_Document passage_

System.diskio obtaining NaN (Failed to serialize the event: unsupported float value: NaN)


(Pedro González Serrano) #1

We're just setting up metricbeat and getting in a bunch of machines communication errors with logstash:

|2018-11-15T12:01:59.051+0100|INFO|pipeline/output.go:95|Connecting to backoff(async(tcp://anonDEST_HOST:anonDEST_PORT))|
|---|---|---|---|
|2018-11-15T12:01:59.088+0100|INFO|pipeline/output.go:105|Connection to backoff(async(tcp://anonDEST_HOST:anonDEST_PORT)) established|
|2018-11-15T12:01:59.130+0100|ERROR|logstash/async.go:256|Failed to publish events caused by: read tcp anonSRC_HOST:anonSRC_PORT->anonDEST_HOST:anonDEST_PORT: use of closed network connection|
|2018-11-15T12:01:59.130+0100|ERROR|logstash/async.go:256|Failed to publish events caused by: unsupported float value: NaN|

We got that with versions 6.4.2, 6.4.3 and 6.5.0

Tracing the communication errors we've found they are caused by system.diskio (disabling it makes everything work smooth)

_Jobs_
1. Answer these questions about the metricbeat forum post:
(a) Which versions of the software showed the errors?
(b) Which source file and line are listed for the two ERROR entries in the log?
(c) What did the poster find to be the cause of the communication errors?
2. Transcribe the part of the metricbeat forum post between "We're just setting" and "everything work smooth)", inclusive.
3. Summarize the metricbeat forum post in two sentences.

_Given records_
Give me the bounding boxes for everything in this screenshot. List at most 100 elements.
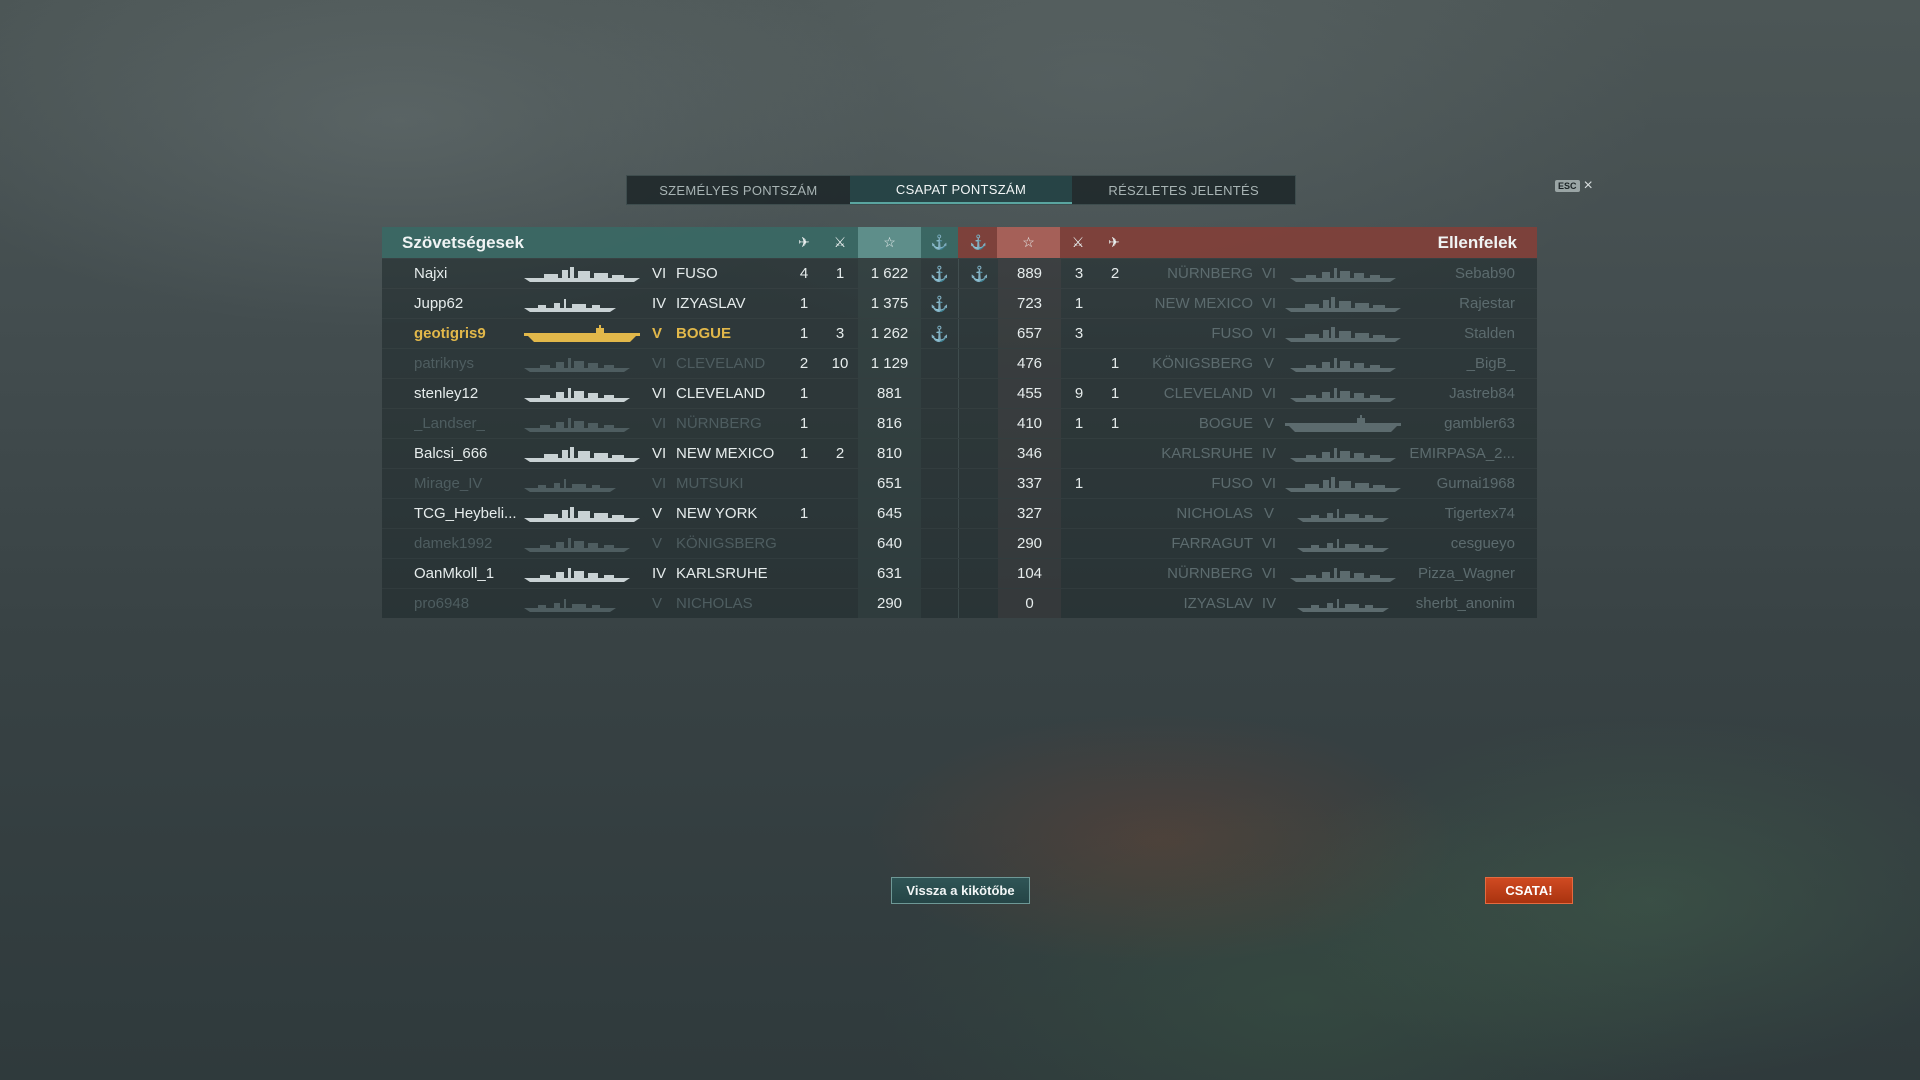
enemy-player-row[interactable]: ⚓ 889 3 2 NÜRNBERG VI Sebab90 bbox=[959, 259, 1537, 288]
table-row[interactable]: _Landser_ VI NÜRNBERG 1 816 410 1 1 BOGUE Vgamble… bbox=[382, 408, 1537, 438]
anchor-icon bbox=[921, 469, 958, 498]
ship-tier: VI bbox=[652, 385, 667, 402]
anchor-icon bbox=[961, 319, 998, 348]
planes-destroyed: 1 bbox=[799, 385, 809, 402]
table-row[interactable]: patriknys VI CLEVELAND 2 10 1 129 476 1 KÖNIGSBE… bbox=[382, 348, 1537, 378]
ship-tier: VI bbox=[652, 415, 667, 432]
enemy-player-row[interactable]: 337 1 FUSO VI Gurnai1968 bbox=[959, 469, 1537, 498]
player-name: EMIRPASA_2... bbox=[1409, 445, 1515, 462]
anchor-icon: ⚓ bbox=[930, 265, 949, 283]
enemy-player-row[interactable]: 723 1 NEW MEXICO VI Rajestar bbox=[959, 289, 1537, 318]
table-row[interactable]: Balcsi_666 VI NEW MEXICO 1 2 810 346 KARLSRUHE I… bbox=[382, 438, 1537, 468]
back-to-port-button[interactable]: Vissza a kikötőbe bbox=[891, 877, 1030, 904]
anchor-icon bbox=[921, 349, 958, 378]
ships-destroyed: 1 bbox=[1074, 295, 1084, 312]
ships-destroyed bbox=[822, 559, 858, 588]
ships-destroyed bbox=[1061, 439, 1097, 468]
anchor-icon[interactable]: ⚓ bbox=[960, 227, 997, 258]
ship-silhouette-icon bbox=[1283, 319, 1403, 348]
enemy-player-row[interactable]: 0 IZYASLAV IV sherbt_anonim bbox=[959, 589, 1537, 618]
tab-personal-score[interactable]: SZEMÉLYES PONTSZÁM bbox=[627, 176, 850, 204]
ship-name: NÜRNBERG bbox=[1167, 265, 1253, 282]
table-row[interactable]: pro6948 V NICHOLAS 290 0 IZYASLAV IV sherbt_ano… bbox=[382, 588, 1537, 618]
ship-silhouette-icon bbox=[1283, 559, 1403, 588]
ships-destroyed bbox=[822, 379, 858, 408]
ally-player-row[interactable]: pro6948 V NICHOLAS 290 bbox=[382, 589, 959, 618]
enemy-player-row[interactable]: 657 3 FUSO VI Stalden bbox=[959, 319, 1537, 348]
table-row[interactable]: TCG_Heybeli... V NEW YORK 1 645 327 NICHOLAS V T… bbox=[382, 498, 1537, 528]
ship-tier: VI bbox=[652, 355, 667, 372]
base-xp-score: 631 bbox=[876, 565, 903, 582]
close-button[interactable]: ESC × bbox=[1555, 178, 1593, 194]
ship-tier: VI bbox=[1261, 565, 1277, 582]
ally-player-row[interactable]: damek1992 V KÖNIGSBERG 640 bbox=[382, 529, 959, 558]
ship-silhouette-icon bbox=[1283, 439, 1403, 468]
scoreboard-rows: Najxi VI FUSO 4 1 1 622 ⚓ ⚓ 889 3 2 NÜRNBERG VI Sebab… bbox=[382, 258, 1537, 618]
anchor-icon bbox=[921, 559, 958, 588]
tab-team-score[interactable]: CSAPAT PONTSZÁM bbox=[849, 176, 1073, 204]
table-row[interactable]: damek1992 V KÖNIGSBERG 640 290 FARRAGUT VI cesg… bbox=[382, 528, 1537, 558]
enemy-player-row[interactable]: 476 1 KÖNIGSBERG V _BigB_ bbox=[959, 349, 1537, 378]
player-name: Najxi bbox=[414, 265, 448, 282]
crossed-swords-icon[interactable]: ⚔ bbox=[1060, 227, 1096, 258]
ally-player-row[interactable]: Najxi VI FUSO 4 1 1 622 ⚓ bbox=[382, 259, 959, 288]
enemy-player-row[interactable]: 410 1 1 BOGUE Vgambler63 bbox=[959, 409, 1537, 438]
battle-button[interactable]: CSATA! bbox=[1485, 877, 1573, 904]
ally-player-row[interactable]: patriknys VI CLEVELAND 2 10 1 129 bbox=[382, 349, 959, 378]
ally-player-row[interactable]: Jupp62 IV IZYASLAV 1 1 375 ⚓ bbox=[382, 289, 959, 318]
enemy-player-row[interactable]: 104 NÜRNBERG VI Pizza_Wagner bbox=[959, 559, 1537, 588]
ship-silhouette-icon bbox=[522, 349, 646, 378]
base-xp-score: 327 bbox=[1016, 505, 1043, 522]
star-icon[interactable]: ☆ bbox=[858, 227, 921, 258]
ship-tier: V bbox=[652, 325, 663, 342]
planes-destroyed: 1 bbox=[799, 445, 809, 462]
anchor-icon bbox=[961, 469, 998, 498]
ally-player-row[interactable]: _Landser_ VI NÜRNBERG 1 816 bbox=[382, 409, 959, 438]
ship-silhouette-icon bbox=[522, 559, 646, 588]
ship-name: BOGUE bbox=[676, 325, 732, 342]
ship-name: FUSO bbox=[1211, 475, 1253, 492]
table-row[interactable]: stenley12 VI CLEVELAND 1 881 455 9 1 CLEVELAND VI… bbox=[382, 378, 1537, 408]
planes-destroyed: 2 bbox=[1110, 265, 1120, 282]
enemy-player-row[interactable]: 455 9 1 CLEVELAND VI Jastreb84 bbox=[959, 379, 1537, 408]
star-icon[interactable]: ☆ bbox=[997, 227, 1060, 258]
player-name: Tigertex74 bbox=[1444, 505, 1515, 522]
enemy-player-row[interactable]: 290 FARRAGUT VI cesgueyo bbox=[959, 529, 1537, 558]
ship-name: NEW YORK bbox=[676, 505, 758, 522]
anchor-icon[interactable]: ⚓ bbox=[921, 227, 958, 258]
plane-icon[interactable]: ✈ bbox=[786, 227, 822, 258]
ally-player-row[interactable]: TCG_Heybeli... V NEW YORK 1 645 bbox=[382, 499, 959, 528]
ship-name: KÖNIGSBERG bbox=[1152, 355, 1253, 372]
ally-player-row[interactable]: Balcsi_666 VI NEW MEXICO 1 2 810 bbox=[382, 439, 959, 468]
ships-destroyed: 9 bbox=[1074, 385, 1084, 402]
ship-tier: VI bbox=[1261, 475, 1277, 492]
enemy-player-row[interactable]: 346 KARLSRUHE IV EMIRPASA_2... bbox=[959, 439, 1537, 468]
ship-silhouette-icon bbox=[1283, 349, 1403, 378]
table-row[interactable]: Jupp62 IV IZYASLAV 1 1 375 ⚓ 723 1 NEW MEXICO VI R… bbox=[382, 288, 1537, 318]
anchor-icon bbox=[921, 439, 958, 468]
tab-detailed-report[interactable]: RÉSZLETES JELENTÉS bbox=[1072, 176, 1295, 204]
table-row[interactable]: Najxi VI FUSO 4 1 1 622 ⚓ ⚓ 889 3 2 NÜRNBERG VI Sebab… bbox=[382, 258, 1537, 288]
enemy-player-row[interactable]: 327 NICHOLAS V Tigertex74 bbox=[959, 499, 1537, 528]
ship-tier: V bbox=[652, 505, 663, 522]
ship-name: FARRAGUT bbox=[1171, 535, 1253, 552]
base-xp-score: 455 bbox=[1016, 385, 1043, 402]
enemies-header: ⚓ ☆ ⚔ ✈ Ellenfelek bbox=[958, 227, 1537, 258]
anchor-icon: ⚓ bbox=[930, 295, 949, 313]
ally-player-row[interactable]: stenley12 VI CLEVELAND 1 881 bbox=[382, 379, 959, 408]
table-row[interactable]: OanMkoll_1 IV KARLSRUHE 631 104 NÜRNBERG VI Piz… bbox=[382, 558, 1537, 588]
crossed-swords-icon[interactable]: ⚔ bbox=[822, 227, 858, 258]
ally-player-row[interactable]: OanMkoll_1 IV KARLSRUHE 631 bbox=[382, 559, 959, 588]
plane-icon[interactable]: ✈ bbox=[1096, 227, 1132, 258]
ally-player-row[interactable]: Mirage_IV VI MUTSUKI 651 bbox=[382, 469, 959, 498]
anchor-icon bbox=[921, 589, 958, 618]
table-row[interactable]: geotigris9 V BOGUE 1 3 1 262 ⚓ 657 3 FUSO VI Stalde… bbox=[382, 318, 1537, 348]
ship-tier: VI bbox=[1261, 385, 1277, 402]
ship-tier: V bbox=[652, 535, 663, 552]
anchor-icon bbox=[961, 379, 998, 408]
ally-player-row[interactable]: geotigris9 V BOGUE 1 3 1 262 ⚓ bbox=[382, 319, 959, 348]
anchor-icon bbox=[921, 499, 958, 528]
table-row[interactable]: Mirage_IV VI MUTSUKI 651 337 1 FUSO VI Gurnai196… bbox=[382, 468, 1537, 498]
ships-destroyed bbox=[822, 289, 858, 318]
ship-name: KARLSRUHE bbox=[1161, 445, 1253, 462]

_Full answers_
1.
(a) 6.4.2, 6.4.3 and 6.5.0
(b) logstash/async.go:256
(c) system.diskio

2.
We're just setting up metricbeat and getting in a bunch of machines communication errors with logstash:

|2018-11-15T12:01:59.051+0100|INFO|pipeline/output.go:95|Connecting to backoff(async(tcp://anonDEST_HOST:anonDEST_PORT))|
|---|---|---|---|
|2018-11-15T12:01:59.088+0100|INFO|pipeline/output.go:105|Connection to backoff(async(tcp://anonDEST_HOST:anonDEST_PORT)) established|
|2018-11-15T12:01:59.130+0100|ERROR|logstash/async.go:256|Failed to publish events caused by: read tcp anonSRC_HOST:anonSRC_PORT->anonDEST_HOST:anonDEST_PORT: use of closed network connection|
|2018-11-15T12:01:59.130+0100|ERROR|logstash/async.go:256|Failed to publish events caused by: unsupported float value: NaN|

We got that with versions 6.4.2, 6.4.3 and 6.5.0

Tracing the communication errors we've found they are caused by system.diskio (disabling it makes everything work smooth)

3. While setting up metricbeat, the poster got communication errors with logstash on a number of machines, including failures to publish events caused by an unsupported float value: NaN, in versions 6.4.2, 6.4.3 and 6.5.0. They traced the errors to system.diskio and found that disabling it makes everything work smoothly.